# [YOUR GOAL]
Below are some entries; can you quote all of them exactly?

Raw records
━━━━━━━━━━

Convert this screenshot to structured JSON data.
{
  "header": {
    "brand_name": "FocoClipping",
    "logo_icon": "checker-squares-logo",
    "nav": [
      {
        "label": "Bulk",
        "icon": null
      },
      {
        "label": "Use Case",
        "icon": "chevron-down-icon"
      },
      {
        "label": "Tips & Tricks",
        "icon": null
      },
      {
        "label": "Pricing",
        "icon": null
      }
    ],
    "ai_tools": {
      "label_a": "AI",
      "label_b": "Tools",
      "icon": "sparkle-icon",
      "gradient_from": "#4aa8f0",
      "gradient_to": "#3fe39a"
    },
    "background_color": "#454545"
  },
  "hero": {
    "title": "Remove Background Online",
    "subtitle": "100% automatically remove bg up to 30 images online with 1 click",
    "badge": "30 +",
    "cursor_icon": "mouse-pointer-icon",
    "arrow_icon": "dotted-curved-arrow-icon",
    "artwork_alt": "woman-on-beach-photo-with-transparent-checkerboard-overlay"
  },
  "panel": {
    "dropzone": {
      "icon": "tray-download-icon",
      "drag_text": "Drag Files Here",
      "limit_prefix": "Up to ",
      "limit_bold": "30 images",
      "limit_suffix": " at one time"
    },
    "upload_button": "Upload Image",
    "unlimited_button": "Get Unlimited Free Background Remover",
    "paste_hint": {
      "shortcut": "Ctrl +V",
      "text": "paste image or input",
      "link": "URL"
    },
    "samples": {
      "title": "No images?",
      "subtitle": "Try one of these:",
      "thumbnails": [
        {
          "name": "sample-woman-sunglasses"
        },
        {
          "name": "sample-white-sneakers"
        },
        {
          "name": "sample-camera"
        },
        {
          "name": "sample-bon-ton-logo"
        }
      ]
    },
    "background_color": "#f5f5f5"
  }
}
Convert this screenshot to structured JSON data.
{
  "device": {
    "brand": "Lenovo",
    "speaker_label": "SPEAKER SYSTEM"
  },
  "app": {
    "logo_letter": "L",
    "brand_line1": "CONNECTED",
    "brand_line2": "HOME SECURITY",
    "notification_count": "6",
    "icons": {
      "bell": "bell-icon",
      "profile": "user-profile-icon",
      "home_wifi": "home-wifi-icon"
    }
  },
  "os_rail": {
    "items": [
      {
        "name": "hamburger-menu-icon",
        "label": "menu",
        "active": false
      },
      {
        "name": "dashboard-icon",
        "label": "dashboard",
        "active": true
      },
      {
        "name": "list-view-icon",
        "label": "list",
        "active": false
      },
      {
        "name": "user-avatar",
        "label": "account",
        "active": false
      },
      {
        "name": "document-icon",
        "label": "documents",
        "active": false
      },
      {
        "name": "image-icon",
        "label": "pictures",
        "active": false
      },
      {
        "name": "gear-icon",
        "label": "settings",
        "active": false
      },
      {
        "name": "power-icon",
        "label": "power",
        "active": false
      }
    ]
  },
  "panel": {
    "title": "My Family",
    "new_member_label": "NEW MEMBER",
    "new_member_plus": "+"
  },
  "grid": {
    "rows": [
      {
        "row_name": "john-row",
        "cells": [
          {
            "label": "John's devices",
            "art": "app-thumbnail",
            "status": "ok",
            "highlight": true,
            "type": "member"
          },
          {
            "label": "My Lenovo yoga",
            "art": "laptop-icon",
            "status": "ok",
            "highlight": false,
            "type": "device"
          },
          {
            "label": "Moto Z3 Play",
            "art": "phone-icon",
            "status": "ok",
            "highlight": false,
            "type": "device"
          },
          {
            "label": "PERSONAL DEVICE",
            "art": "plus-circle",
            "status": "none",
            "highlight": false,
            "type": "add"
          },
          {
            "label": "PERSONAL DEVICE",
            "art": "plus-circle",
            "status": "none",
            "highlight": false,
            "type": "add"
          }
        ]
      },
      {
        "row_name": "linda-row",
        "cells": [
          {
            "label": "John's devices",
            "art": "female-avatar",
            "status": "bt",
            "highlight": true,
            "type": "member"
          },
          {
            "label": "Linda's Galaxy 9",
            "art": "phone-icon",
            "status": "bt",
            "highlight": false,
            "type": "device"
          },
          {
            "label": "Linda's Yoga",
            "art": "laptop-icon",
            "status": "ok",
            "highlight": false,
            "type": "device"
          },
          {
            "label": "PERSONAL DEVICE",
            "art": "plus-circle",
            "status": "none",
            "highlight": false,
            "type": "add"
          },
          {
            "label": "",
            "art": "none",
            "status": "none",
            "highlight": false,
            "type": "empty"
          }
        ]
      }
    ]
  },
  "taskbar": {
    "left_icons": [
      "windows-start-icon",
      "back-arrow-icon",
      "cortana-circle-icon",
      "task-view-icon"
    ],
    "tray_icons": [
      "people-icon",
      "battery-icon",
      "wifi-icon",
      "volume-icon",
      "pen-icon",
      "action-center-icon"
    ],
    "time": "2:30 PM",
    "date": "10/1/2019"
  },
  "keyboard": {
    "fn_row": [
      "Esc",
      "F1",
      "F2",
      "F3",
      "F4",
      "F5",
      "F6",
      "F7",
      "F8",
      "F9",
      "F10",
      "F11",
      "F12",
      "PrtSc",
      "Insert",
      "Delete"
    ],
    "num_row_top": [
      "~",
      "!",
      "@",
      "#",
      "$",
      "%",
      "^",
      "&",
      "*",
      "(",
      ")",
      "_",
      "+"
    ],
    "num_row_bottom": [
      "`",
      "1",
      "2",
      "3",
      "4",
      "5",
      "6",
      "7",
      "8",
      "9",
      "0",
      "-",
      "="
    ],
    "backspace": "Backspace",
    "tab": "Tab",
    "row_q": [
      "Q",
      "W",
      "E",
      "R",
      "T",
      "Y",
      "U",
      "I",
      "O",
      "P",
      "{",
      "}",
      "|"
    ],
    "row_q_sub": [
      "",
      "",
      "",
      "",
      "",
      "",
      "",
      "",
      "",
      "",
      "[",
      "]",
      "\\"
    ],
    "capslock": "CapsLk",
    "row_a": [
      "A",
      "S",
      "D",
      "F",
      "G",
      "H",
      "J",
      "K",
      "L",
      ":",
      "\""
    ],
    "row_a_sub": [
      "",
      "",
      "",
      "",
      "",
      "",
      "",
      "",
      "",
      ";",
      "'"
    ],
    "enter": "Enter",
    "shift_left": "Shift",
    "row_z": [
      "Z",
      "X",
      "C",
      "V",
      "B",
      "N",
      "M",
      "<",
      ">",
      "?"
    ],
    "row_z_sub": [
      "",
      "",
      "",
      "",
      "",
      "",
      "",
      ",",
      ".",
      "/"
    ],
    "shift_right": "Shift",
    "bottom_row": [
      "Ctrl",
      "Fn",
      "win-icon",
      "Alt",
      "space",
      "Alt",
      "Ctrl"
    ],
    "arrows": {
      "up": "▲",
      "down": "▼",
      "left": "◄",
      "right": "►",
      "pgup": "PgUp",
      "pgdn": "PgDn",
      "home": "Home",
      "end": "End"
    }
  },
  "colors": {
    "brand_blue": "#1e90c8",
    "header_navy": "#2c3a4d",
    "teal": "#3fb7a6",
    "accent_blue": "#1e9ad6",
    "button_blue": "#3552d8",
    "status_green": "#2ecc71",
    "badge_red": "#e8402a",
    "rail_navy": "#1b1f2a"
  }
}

━━━━━━━━━━

# [SOLUTION FOR THIS TASK]
Convert this screenshot to structured JSON data.
{
  "header": {
    "brand_name": "FocoClipping",
    "logo_icon": "checker-squares-logo",
    "nav": [
      {
        "label": "Bulk",
        "icon": null
      },
      {
        "label": "Use Case",
        "icon": "chevron-down-icon"
      },
      {
        "label": "Tips & Tricks",
        "icon": null
      },
      {
        "label": "Pricing",
        "icon": null
      }
    ],
    "ai_tools": {
      "label_a": "AI",
      "label_b": "Tools",
      "icon": "sparkle-icon",
      "gradient_from": "#4aa8f0",
      "gradient_to": "#3fe39a"
    },
    "background_color": "#454545"
  },
  "hero": {
    "title": "Remove Background Online",
    "subtitle": "100% automatically remove bg up to 30 images online with 1 click",
    "badge": "30 +",
    "cursor_icon": "mouse-pointer-icon",
    "arrow_icon": "dotted-curved-arrow-icon",
    "artwork_alt": "woman-on-beach-photo-with-transparent-checkerboard-overlay"
  },
  "panel": {
    "dropzone": {
      "icon": "tray-download-icon",
      "drag_text": "Drag Files Here",
      "limit_prefix": "Up to ",
      "limit_bold": "30 images",
      "limit_suffix": " at one time"
    },
    "upload_button": "Upload Image",
    "unlimited_button": "Get Unlimited Free Background Remover",
    "paste_hint": {
      "shortcut": "Ctrl +V",
      "text": "paste image or input",
      "link": "URL"
    },
    "samples": {
      "title": "No images?",
      "subtitle": "Try one of these:",
      "thumbnails": [
        {
          "name": "sample-woman-sunglasses"
        },
        {
          "name": "sample-white-sneakers"
        },
        {
          "name": "sample-camera"
        },
        {
          "name": "sample-bon-ton-logo"
        }
      ]
    },
    "background_color": "#f5f5f5"
  }
}
Convert this screenshot to structured JSON data.
{
  "device": {
    "brand": "Lenovo",
    "speaker_label": "SPEAKER SYSTEM"
  },
  "app": {
    "logo_letter": "L",
    "brand_line1": "CONNECTED",
    "brand_line2": "HOME SECURITY",
    "notification_count": "6",
    "icons": {
      "bell": "bell-icon",
      "profile": "user-profile-icon",
      "home_wifi": "home-wifi-icon"
    }
  },
  "os_rail": {
    "items": [
      {
        "name": "hamburger-menu-icon",
        "label": "menu",
        "active": false
      },
      {
        "name": "dashboard-icon",
        "label": "dashboard",
        "active": true
      },
      {
        "name": "list-view-icon",
        "label": "list",
        "active": false
      },
      {
        "name": "user-avatar",
        "label": "account",
        "active": false
      },
      {
        "name": "document-icon",
        "label": "documents",
        "active": false
      },
      {
        "name": "image-icon",
        "label": "pictures",
        "active": false
      },
      {
        "name": "gear-icon",
        "label": "settings",
        "active": false
      },
      {
        "name": "power-icon",
        "label": "power",
        "active": false
      }
    ]
  },
  "panel": {
    "title": "My Family",
    "new_member_label": "NEW MEMBER",
    "new_member_plus": "+"
  },
  "grid": {
    "rows": [
      {
        "row_name": "john-row",
        "cells": [
          {
            "label": "John's devices",
            "art": "app-thumbnail",
            "status": "ok",
            "highlight": true,
            "type": "member"
          },
          {
            "label": "My Lenovo yoga",
            "art": "laptop-icon",
            "status": "ok",
            "highlight": false,
            "type": "device"
          },
          {
            "label": "Moto Z3 Play",
            "art": "phone-icon",
            "status": "ok",
            "highlight": false,
            "type": "device"
          },
          {
            "label": "PERSONAL DEVICE",
            "art": "plus-circle",
            "status": "none",
            "highlight": false,
            "type": "add"
          },
          {
            "label": "PERSONAL DEVICE",
            "art": "plus-circle",
            "status": "none",
            "highlight": false,
            "type": "add"
          }
        ]
      },
      {
        "row_name": "linda-row",
        "cells": [
          {
            "label": "John's devices",
            "art": "female-avatar",
            "status": "bt",
            "highlight": true,
            "type": "member"
          },
          {
            "label": "Linda's Galaxy 9",
            "art": "phone-icon",
            "status": "bt",
            "highlight": false,
            "type": "device"
          },
          {
            "label": "Linda's Yoga",
            "art": "laptop-icon",
            "status": "ok",
            "highlight": false,
            "type": "device"
          },
          {
            "label": "PERSONAL DEVICE",
            "art": "plus-circle",
            "status": "none",
            "highlight": false,
            "type": "add"
          },
          {
            "label": "",
            "art": "none",
            "status": "none",
            "highlight": false,
            "type": "empty"
          }
        ]
      }
    ]
  },
  "taskbar": {
    "left_icons": [
      "windows-start-icon",
      "back-arrow-icon",
      "cortana-circle-icon",
      "task-view-icon"
    ],
    "tray_icons": [
      "people-icon",
      "battery-icon",
      "wifi-icon",
      "volume-icon",
      "pen-icon",
      "action-center-icon"
    ],
    "time": "2:30 PM",
    "date": "10/1/2019"
  },
  "keyboard": {
    "fn_row": [
      "Esc",
      "F1",
      "F2",
      "F3",
      "F4",
      "F5",
      "F6",
      "F7",
      "F8",
      "F9",
      "F10",
      "F11",
      "F12",
      "PrtSc",
      "Insert",
      "Delete"
    ],
    "num_row_top": [
      "~",
      "!",
      "@",
      "#",
      "$",
      "%",
      "^",
      "&",
      "*",
      "(",
      ")",
      "_",
      "+"
    ],
    "num_row_bottom": [
      "`",
      "1",
      "2",
      "3",
      "4",
      "5",
      "6",
      "7",
      "8",
      "9",
      "0",
      "-",
      "="
    ],
    "backspace": "Backspace",
    "tab": "Tab",
    "row_q": [
      "Q",
      "W",
      "E",
      "R",
      "T",
      "Y",
      "U",
      "I",
      "O",
      "P",
      "{",
      "}",
      "|"
    ],
    "row_q_sub": [
      "",
      "",
      "",
      "",
      "",
      "",
      "",
      "",
      "",
      "",
      "[",
      "]",
      "\\"
    ],
    "capslock": "CapsLk",
    "row_a": [
      "A",
      "S",
      "D",
      "F",
      "G",
      "H",
      "J",
      "K",
      "L",
      ":",
      "\""
    ],
    "row_a_sub": [
      "",
      "",
      "",
      "",
      "",
      "",
      "",
      "",
      "",
      ";",
      "'"
    ],
    "enter": "Enter",
    "shift_left": "Shift",
    "row_z": [
      "Z",
      "X",
      "C",
      "V",
      "B",
      "N",
      "M",
      "<",
      ">",
      "?"
    ],
    "row_z_sub": [
      "",
      "",
      "",
      "",
      "",
      "",
      "",
      ",",
      ".",
      "/"
    ],
    "shift_right": "Shift",
    "bottom_row": [
      "Ctrl",
      "Fn",
      "win-icon",
      "Alt",
      "space",
      "Alt",
      "Ctrl"
    ],
    "arrows": {
      "up": "▲",
      "down": "▼",
      "left": "◄",
      "right": "►",
      "pgup": "PgUp",
      "pgdn": "PgDn",
      "home": "Home",
      "end": "End"
    }
  },
  "colors": {
    "brand_blue": "#1e90c8",
    "header_navy": "#2c3a4d",
    "teal": "#3fb7a6",
    "accent_blue": "#1e9ad6",
    "button_blue": "#3552d8",
    "status_green": "#2ecc71",
    "badge_red": "#e8402a",
    "rail_navy": "#1b1f2a"
  }
}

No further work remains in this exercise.